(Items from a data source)

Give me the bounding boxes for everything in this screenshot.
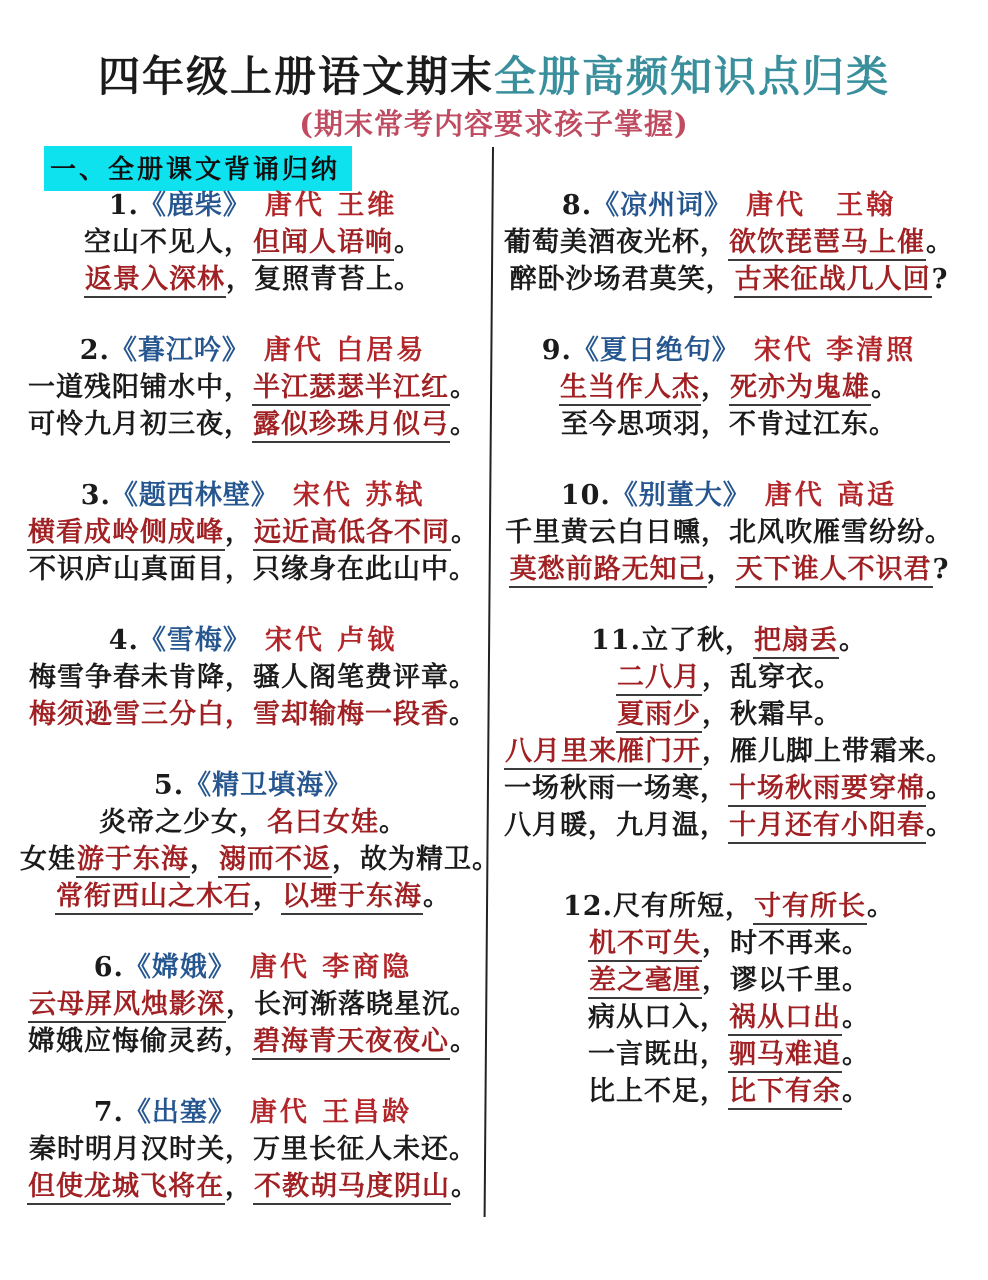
verse-line: 11.立了秋，把扇丢。 (500, 622, 958, 659)
verse-segment: 11.立了秋， (591, 625, 753, 656)
poem: 3.《题西林壁》宋代 苏轼横看成岭侧成峰，远近高低各不同。不识庐山真面目，只缘身… (20, 477, 486, 588)
worksheet-page: 四年级上册语文期末全册高频知识点归类 (期末常考内容要求孩子掌握) 一、全册课文… (0, 0, 988, 1280)
verse-line: 差之毫厘，谬以千里。 (500, 962, 958, 999)
verse-segment: 一场秋雨一场寒， (504, 773, 728, 804)
verse-segment: 夏雨少 (616, 699, 702, 733)
verse-segment: 。 (379, 807, 407, 838)
poem-author: 宋代 李清照 (754, 335, 916, 366)
verse-segment: 。 (450, 409, 478, 440)
verse-segment: 至今思项羽，不肯过江东。 (561, 409, 897, 440)
verse-line: 一场秋雨一场寒，十场秋雨要穿棉。 (500, 770, 958, 807)
verse-segment: ， (225, 1171, 253, 1202)
verse-segment: 炎帝之少女， (99, 807, 267, 838)
poem-book-title: 《精卫填海》 (184, 770, 352, 801)
poem-number: 2. (80, 335, 110, 366)
poem-author: 唐代 李商隐 (250, 952, 412, 983)
verse-segment: 生当作人杰 (559, 372, 701, 406)
poem-title: 5.《精卫填海》 (20, 767, 486, 804)
verse-line: 病从口入，祸从口出。 (500, 999, 958, 1036)
verse-segment: 。 (450, 372, 478, 403)
poem-number: 7. (94, 1097, 124, 1128)
verse-segment: 常衔西山之木石 (55, 881, 253, 915)
verse-segment: 十月还有小阳春 (728, 810, 926, 844)
verse-segment: 溺而不返 (218, 844, 332, 878)
poem-number: 10. (561, 480, 611, 511)
poem-title: 7.《出塞》唐代 王昌龄 (20, 1094, 486, 1131)
poem-title: 8.《凉州词》唐代 王翰 (500, 187, 958, 224)
verse-segment: 。 (451, 1171, 479, 1202)
verse-segment: 游于东海 (76, 844, 190, 878)
poem-book-title: 《夏日绝句》 (572, 335, 740, 366)
verse-segment: ， (253, 881, 281, 912)
verse-segment: 十场秋雨要穿棉 (728, 773, 926, 807)
verse-line: 八月里来雁门开，雁儿脚上带霜来。 (500, 733, 958, 770)
verse-segment: 死亦为鬼雄 (729, 372, 871, 406)
verse-segment: 空山不见人， (84, 227, 252, 258)
poem: 7.《出塞》唐代 王昌龄秦时明月汉时关，万里长征人未还。但使龙城飞将在，不教胡马… (20, 1094, 486, 1205)
verse-segment: 欲饮琵琶马上催 (728, 227, 926, 261)
page-title: 四年级上册语文期末全册高频知识点归类 (0, 44, 988, 104)
poem: 9.《夏日绝句》宋代 李清照生当作人杰，死亦为鬼雄。至今思项羽，不肯过江东。 (500, 332, 958, 443)
verse-segment: ，时不再来。 (702, 928, 870, 959)
poem-author: 宋代 卢钺 (265, 625, 397, 656)
verse-line: 不识庐山真面目，只缘身在此山中。 (20, 551, 486, 588)
poem-title: 10.《别董大》唐代 高适 (500, 477, 958, 514)
page-subtitle: (期末常考内容要求孩子掌握) (0, 102, 988, 143)
verse-line: 嫦娥应悔偷灵药，碧海青天夜夜心。 (20, 1023, 486, 1060)
poem-author: 唐代 高适 (765, 480, 897, 511)
verse-segment: ，长河渐落晓星沉。 (226, 989, 478, 1020)
verse-segment: 。 (926, 810, 954, 841)
column-left: 1.《鹿柴》唐代 王维空山不见人，但闻人语响。返景入深林，复照青苔上。2.《暮江… (0, 187, 494, 1239)
verse-segment: 12.尺有所短， (563, 891, 753, 922)
poem-number: 8. (562, 190, 592, 221)
verse-line: 八月暖，九月温，十月还有小阳春。 (500, 807, 958, 844)
verse-segment: 莫愁前路无知己 (509, 554, 707, 588)
poem-title: 4.《雪梅》宋代 卢钺 (20, 622, 486, 659)
verse-segment: 返景入深林 (84, 264, 226, 298)
poem-book-title: 《嫦娥》 (124, 952, 236, 983)
verse-segment: 一言既出， (588, 1039, 728, 1070)
verse-segment: 。 (423, 881, 451, 912)
verse-segment: 。 (449, 699, 477, 730)
verse-segment: 比下有余 (728, 1076, 842, 1110)
poem-number: 3. (81, 480, 111, 511)
verse-segment: 寸有所长 (753, 891, 867, 925)
verse-segment: 秦时明月汉时关，万里长征人未还。 (29, 1134, 477, 1165)
verse-segment: 不教胡马度阴山 (253, 1171, 451, 1205)
poem-book-title: 《鹿柴》 (139, 190, 251, 221)
verse-segment: 可怜九月初三夜， (28, 409, 252, 440)
poem-book-title: 《暮江吟》 (110, 335, 250, 366)
page-title-teal: 全册高频知识点归类 (494, 52, 890, 101)
column-right: 8.《凉州词》唐代 王翰葡萄美酒夜光杯，欲饮琵琶马上催。醉卧沙场君莫笑，古来征战… (494, 187, 988, 1239)
verse-segment: 古来征战几人回 (734, 264, 932, 298)
poem-title: 6.《嫦娥》唐代 李商隐 (20, 949, 486, 986)
poem: 12.尺有所短，寸有所长。机不可失，时不再来。差之毫厘，谬以千里。病从口入，祸从… (500, 888, 958, 1110)
verse-segment: 远近高低各不同 (253, 517, 451, 551)
verse-segment: 不识庐山真面目，只缘身在此山中。 (29, 554, 477, 585)
verse-segment: 梅雪争春未肯降，骚人阁笔费评章。 (29, 662, 477, 693)
poem: 1.《鹿柴》唐代 王维空山不见人，但闻人语响。返景入深林，复照青苔上。 (20, 187, 486, 298)
verse-line: 机不可失，时不再来。 (500, 925, 958, 962)
verse-segment: ? (933, 554, 950, 585)
verse-segment: 一道残阳铺水中， (28, 372, 252, 403)
verse-segment: ， (701, 372, 729, 403)
poem: 8.《凉州词》唐代 王翰葡萄美酒夜光杯，欲饮琵琶马上催。醉卧沙场君莫笑，古来征战… (500, 187, 958, 298)
verse-segment: 。 (867, 891, 895, 922)
verse-segment: 碧海青天夜夜心 (252, 1026, 450, 1060)
poem-title: 1.《鹿柴》唐代 王维 (20, 187, 486, 224)
poem-title: 3.《题西林壁》宋代 苏轼 (20, 477, 486, 514)
verse-segment: 横看成岭侧成峰 (27, 517, 225, 551)
verse-segment: 名曰女娃 (267, 807, 379, 838)
poem-author: 唐代 王昌龄 (250, 1097, 412, 1128)
verse-segment: 病从口入， (588, 1002, 728, 1033)
verse-line: 梅雪争春未肯降，骚人阁笔费评章。 (20, 659, 486, 696)
verse-segment: 醉卧沙场君莫笑， (510, 264, 734, 295)
verse-segment: ，故为精卫。 (332, 844, 500, 875)
verse-line: 梅须逊雪三分白，雪却输梅一段香。 (20, 696, 486, 733)
verse-line: 横看成岭侧成峰，远近高低各不同。 (20, 514, 486, 551)
verse-segment: 八月暖，九月温， (504, 810, 728, 841)
page-title-black: 四年级上册语文期末 (98, 52, 494, 101)
verse-segment: 天下谁人不识君 (735, 554, 933, 588)
verse-line: 女娃游于东海，溺而不返，故为精卫。 (20, 841, 486, 878)
poem-author: 宋代 苏轼 (293, 480, 425, 511)
poem-author: 唐代 王维 (265, 190, 397, 221)
verse-segment: 以堙于东海 (281, 881, 423, 915)
verse-segment: 但使龙城飞将在 (27, 1171, 225, 1205)
verse-line: 夏雨少，秋霜早。 (500, 696, 958, 733)
verse-segment: ， (225, 517, 253, 548)
poem: 6.《嫦娥》唐代 李商隐云母屏风烛影深，长河渐落晓星沉。嫦娥应悔偷灵药，碧海青天… (20, 949, 486, 1060)
verse-line: 秦时明月汉时关，万里长征人未还。 (20, 1131, 486, 1168)
verse-segment: 。 (450, 1026, 478, 1057)
verse-line: 至今思项羽，不肯过江东。 (500, 406, 958, 443)
verse-line: 常衔西山之木石，以堙于东海。 (20, 878, 486, 915)
verse-segment: ? (932, 264, 949, 295)
poem-book-title: 《雪梅》 (139, 625, 251, 656)
poem-author: 唐代 白居易 (264, 335, 426, 366)
verse-segment: 梅须逊雪三分白，雪却输梅一段香 (29, 699, 449, 730)
verse-segment: 把扇丢 (753, 625, 839, 659)
verse-segment: 半江瑟瑟半江红 (252, 372, 450, 406)
verse-line: 炎帝之少女，名曰女娃。 (20, 804, 486, 841)
verse-segment: 云母屏风烛影深 (28, 989, 226, 1023)
poem: 11.立了秋，把扇丢。二八月，乱穿衣。夏雨少，秋霜早。八月里来雁门开，雁儿脚上带… (500, 622, 958, 844)
verse-segment: 祸从口出 (728, 1002, 842, 1036)
verse-segment: ，雁儿脚上带霜来。 (702, 736, 954, 767)
poem-book-title: 《题西林壁》 (111, 480, 279, 511)
verse-segment: 千里黄云白日曛，北风吹雁雪纷纷。 (505, 517, 953, 548)
poem-author: 唐代 王翰 (746, 190, 896, 221)
verse-segment: 。 (394, 227, 422, 258)
verse-segment: 葡萄美酒夜光杯， (504, 227, 728, 258)
verse-segment: 。 (842, 1039, 870, 1070)
verse-segment: 。 (842, 1002, 870, 1033)
verse-line: 二八月，乱穿衣。 (500, 659, 958, 696)
verse-segment: ，秋霜早。 (702, 699, 842, 730)
poem-book-title: 《出塞》 (124, 1097, 236, 1128)
verse-line: 一道残阳铺水中，半江瑟瑟半江红。 (20, 369, 486, 406)
poem-title: 9.《夏日绝句》宋代 李清照 (500, 332, 958, 369)
verse-line: 莫愁前路无知己，天下谁人不识君? (500, 551, 958, 588)
verse-segment: 八月里来雁门开 (504, 736, 702, 770)
verse-segment: 比上不足， (588, 1076, 728, 1107)
verse-segment: 二八月 (616, 662, 702, 696)
verse-segment: 露似珍珠月似弓 (252, 409, 450, 443)
poem: 5.《精卫填海》炎帝之少女，名曰女娃。女娃游于东海，溺而不返，故为精卫。常衔西山… (20, 767, 486, 915)
poem: 4.《雪梅》宋代 卢钺梅雪争春未肯降，骚人阁笔费评章。梅须逊雪三分白，雪却输梅一… (20, 622, 486, 733)
verse-segment: ，谬以千里。 (702, 965, 870, 996)
verse-segment: 机不可失 (588, 928, 702, 962)
verse-line: 比上不足，比下有余。 (500, 1073, 958, 1110)
poem-number: 9. (542, 335, 572, 366)
verse-segment: ，复照青苔上。 (226, 264, 422, 295)
verse-line: 12.尺有所短，寸有所长。 (500, 888, 958, 925)
verse-segment: 。 (926, 773, 954, 804)
verse-line: 云母屏风烛影深，长河渐落晓星沉。 (20, 986, 486, 1023)
poem-book-title: 《凉州词》 (592, 190, 732, 221)
verse-segment: 。 (926, 227, 954, 258)
verse-line: 一言既出，驷马难追。 (500, 1036, 958, 1073)
poem: 2.《暮江吟》唐代 白居易一道残阳铺水中，半江瑟瑟半江红。可怜九月初三夜，露似珍… (20, 332, 486, 443)
verse-segment: 。 (842, 1076, 870, 1107)
verse-segment: 。 (839, 625, 867, 656)
poem-book-title: 《别董大》 (611, 480, 751, 511)
verse-line: 葡萄美酒夜光杯，欲饮琵琶马上催。 (500, 224, 958, 261)
poem-number: 5. (154, 770, 184, 801)
poem-number: 6. (94, 952, 124, 983)
verse-segment: ，乱穿衣。 (702, 662, 842, 693)
verse-line: 返景入深林，复照青苔上。 (20, 261, 486, 298)
verse-segment: 。 (451, 517, 479, 548)
poem-title: 2.《暮江吟》唐代 白居易 (20, 332, 486, 369)
poem-number: 4. (109, 625, 139, 656)
poem: 10.《别董大》唐代 高适千里黄云白日曛，北风吹雁雪纷纷。莫愁前路无知己，天下谁… (500, 477, 958, 588)
verse-line: 生当作人杰，死亦为鬼雄。 (500, 369, 958, 406)
verse-line: 千里黄云白日曛，北风吹雁雪纷纷。 (500, 514, 958, 551)
verse-line: 但使龙城飞将在，不教胡马度阴山。 (20, 1168, 486, 1205)
verse-line: 可怜九月初三夜，露似珍珠月似弓。 (20, 406, 486, 443)
poem-number: 1. (109, 190, 139, 221)
verse-line: 醉卧沙场君莫笑，古来征战几人回? (500, 261, 958, 298)
verse-segment: 但闻人语响 (252, 227, 394, 261)
verse-segment: 驷马难追 (728, 1039, 842, 1073)
verse-line: 空山不见人，但闻人语响。 (20, 224, 486, 261)
verse-segment: 差之毫厘 (588, 965, 702, 999)
poem-columns: 1.《鹿柴》唐代 王维空山不见人，但闻人语响。返景入深林，复照青苔上。2.《暮江… (0, 187, 988, 1239)
verse-segment: 。 (871, 372, 899, 403)
verse-segment: ， (707, 554, 735, 585)
verse-segment: 嫦娥应悔偷灵药， (28, 1026, 252, 1057)
section-header: 一、全册课文背诵归纳 (44, 146, 352, 191)
verse-segment: 女娃 (20, 844, 76, 875)
verse-segment: ， (190, 844, 218, 875)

» **Request**
Could you turn the items from the line with "verse-line: 11.立了秋，把扇丢。 (500, 622, 958, 659)" to the line with "verse-segment: 溺而不返 (218, 844, 332, 878)", both included, into a Markdown table with the columns "Row" and "Item", giving each line a row number and leaving out any blank lines?

» **Solution**
| Row | Item |
|---|---|
| 1 | verse-line: 11.立了秋，把扇丢。 (500, 622, 958, 659) |
| 2 | verse-segment: 11.立了秋， (591, 625, 753, 656) |
| 3 | poem: 3.《题西林壁》宋代 苏轼横看成岭侧成峰，远近高低各不同。不识庐山真面目，只缘身… (20, 477, 486, 588) |
| 4 | worksheet-page: 四年级上册语文期末全册高频知识点归类 (期末常考内容要求孩子掌握) 一、全册课文… (0, 0, 988, 1280) |
| 5 | verse-line: 差之毫厘，谬以千里。 (500, 962, 958, 999) |
| 6 | verse-segment: 一场秋雨一场寒， (504, 773, 728, 804) |
| 7 | verse-segment: 夏雨少 (616, 699, 702, 733) |
| 8 | verse-segment: 。 (379, 807, 407, 838) |
| 9 | poem-author: 宋代 李清照 (754, 335, 916, 366) |
| 10 | verse-segment: 。 (450, 409, 478, 440) |
| 11 | verse-segment: 至今思项羽，不肯过江东。 (561, 409, 897, 440) |
| 12 | verse-line: 一场秋雨一场寒，十场秋雨要穿棉。 (500, 770, 958, 807) |
| 13 | verse-segment: ， (225, 1171, 253, 1202) |
| 14 | verse-segment: 炎帝之少女， (99, 807, 267, 838) |
| 15 | poem-book-title: 《精卫填海》 (184, 770, 352, 801) |
| 16 | poem-number: 2. (80, 335, 110, 366) |
| 17 | poem-author: 唐代 李商隐 (250, 952, 412, 983) |
| 18 | verse-segment: 生当作人杰 (559, 372, 701, 406) |
| 19 | poem-title: 5.《精卫填海》 (20, 767, 486, 804) |
| 20 | verse-line: 病从口入，祸从口出。 (500, 999, 958, 1036) |
| 21 | verse-segment: 。 (450, 372, 478, 403) |
| 22 | poem-number: 7. (94, 1097, 124, 1128) |
| 23 | verse-segment: 常衔西山之木石 (55, 881, 253, 915) |
| 24 | verse-segment: 十月还有小阳春 (728, 810, 926, 844) |
| 25 | verse-segment: 溺而不返 (218, 844, 332, 878) |